Recopiez mot pour mot le passage du texte sur l'ivrognerie qui s'ouvre sur les mots contenant «Un excès en» et se clôt sur «aussi grand plaisir.».

======== EXTRAIT DU TEXTE ========

Un excès en appelle un autre, et l’abus de la nourriture amène naturellement l’abus de la boisson. Aussi l’ivrognerie est-elle en grand honneur dans ce pays, et si un homme boit du vin de riz de manière à perdre la raison, personne ne lui en fait un crime. Un mandarin, un grand dignitaire, un ministre même, peut, sans que cela tire à conséquence, rouler sur le plancher à la fin de son repas. On le laisse cuver son vin tranquillement, et les assistants loin d’être scandalisés de ce dégoûtant spectacle, le félicitent intérieurement d’être assez riche pour pouvoir se procurer un aussi grand plaisir.

======== DONNÉES FOURNIES ========

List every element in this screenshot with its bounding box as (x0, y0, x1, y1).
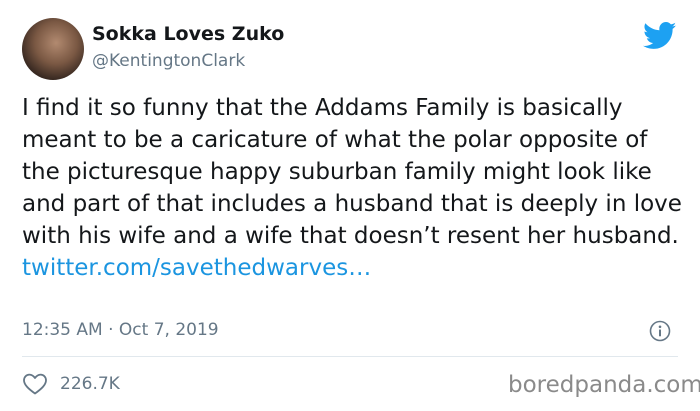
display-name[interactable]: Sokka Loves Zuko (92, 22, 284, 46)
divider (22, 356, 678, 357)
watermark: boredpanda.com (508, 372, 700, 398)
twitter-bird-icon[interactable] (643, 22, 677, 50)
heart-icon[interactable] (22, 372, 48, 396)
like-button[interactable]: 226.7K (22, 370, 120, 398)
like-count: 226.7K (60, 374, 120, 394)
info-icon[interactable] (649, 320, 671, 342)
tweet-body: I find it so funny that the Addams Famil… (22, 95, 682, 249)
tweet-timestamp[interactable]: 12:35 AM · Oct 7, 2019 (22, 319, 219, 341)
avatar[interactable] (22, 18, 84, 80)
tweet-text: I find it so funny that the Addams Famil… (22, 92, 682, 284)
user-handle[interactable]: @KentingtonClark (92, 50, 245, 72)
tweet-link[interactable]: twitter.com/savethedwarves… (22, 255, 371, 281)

========
======== DONNÉES FOURNIES ========

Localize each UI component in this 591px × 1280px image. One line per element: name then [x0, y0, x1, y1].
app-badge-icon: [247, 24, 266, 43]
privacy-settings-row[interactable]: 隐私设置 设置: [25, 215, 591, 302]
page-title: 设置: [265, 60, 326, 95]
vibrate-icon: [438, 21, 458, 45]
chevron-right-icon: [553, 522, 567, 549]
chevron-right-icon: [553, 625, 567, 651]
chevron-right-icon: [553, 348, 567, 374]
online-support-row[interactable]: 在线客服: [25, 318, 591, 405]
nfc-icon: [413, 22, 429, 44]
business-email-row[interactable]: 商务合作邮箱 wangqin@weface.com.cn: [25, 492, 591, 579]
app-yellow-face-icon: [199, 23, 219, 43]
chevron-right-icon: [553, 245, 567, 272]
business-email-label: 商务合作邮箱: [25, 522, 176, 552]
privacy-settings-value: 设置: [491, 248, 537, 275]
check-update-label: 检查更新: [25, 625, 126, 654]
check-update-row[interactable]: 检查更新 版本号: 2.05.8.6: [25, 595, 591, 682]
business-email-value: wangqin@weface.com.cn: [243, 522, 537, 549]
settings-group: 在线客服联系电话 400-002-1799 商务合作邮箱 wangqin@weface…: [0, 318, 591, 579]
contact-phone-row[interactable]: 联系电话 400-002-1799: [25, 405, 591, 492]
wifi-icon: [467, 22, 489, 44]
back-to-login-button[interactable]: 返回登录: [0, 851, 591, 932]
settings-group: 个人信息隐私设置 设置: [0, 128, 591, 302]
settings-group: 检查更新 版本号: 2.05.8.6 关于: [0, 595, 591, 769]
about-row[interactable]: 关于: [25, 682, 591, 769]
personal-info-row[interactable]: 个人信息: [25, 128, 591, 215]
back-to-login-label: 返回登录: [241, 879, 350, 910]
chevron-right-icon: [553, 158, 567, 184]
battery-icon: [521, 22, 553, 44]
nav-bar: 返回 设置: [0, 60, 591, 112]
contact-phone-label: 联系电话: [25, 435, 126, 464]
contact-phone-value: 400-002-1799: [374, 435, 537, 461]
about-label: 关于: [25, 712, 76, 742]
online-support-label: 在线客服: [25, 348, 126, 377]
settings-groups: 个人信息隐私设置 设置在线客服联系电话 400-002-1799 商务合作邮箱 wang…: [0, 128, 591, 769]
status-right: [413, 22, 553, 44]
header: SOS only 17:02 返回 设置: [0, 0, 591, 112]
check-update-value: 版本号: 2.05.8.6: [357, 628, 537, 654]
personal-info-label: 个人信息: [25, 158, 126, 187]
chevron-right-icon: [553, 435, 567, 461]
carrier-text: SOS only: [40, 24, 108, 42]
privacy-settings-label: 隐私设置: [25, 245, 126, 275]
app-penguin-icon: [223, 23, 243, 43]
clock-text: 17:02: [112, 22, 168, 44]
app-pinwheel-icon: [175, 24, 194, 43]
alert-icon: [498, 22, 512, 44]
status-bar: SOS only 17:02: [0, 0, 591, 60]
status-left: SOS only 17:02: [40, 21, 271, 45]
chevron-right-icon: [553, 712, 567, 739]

========

--- CORRIGÉ ---
Un excès en appelle un autre, et l’abus de la nourriture amène naturellement l’abus de la boisson. Aussi l’ivrognerie est-elle en grand honneur dans ce pays, et si un homme boit du vin de riz de manière à perdre la raison, personne ne lui en fait un crime. Un mandarin, un grand dignitaire, un ministre même, peut, sans que cela tire à conséquence, rouler sur le plancher à la fin de son repas. On le laisse cuver son vin tranquillement, et les assistants loin d’être scandalisés de ce dégoûtant spectacle, le félicitent intérieurement d’être assez riche pour pouvoir se procurer un aussi grand plaisir.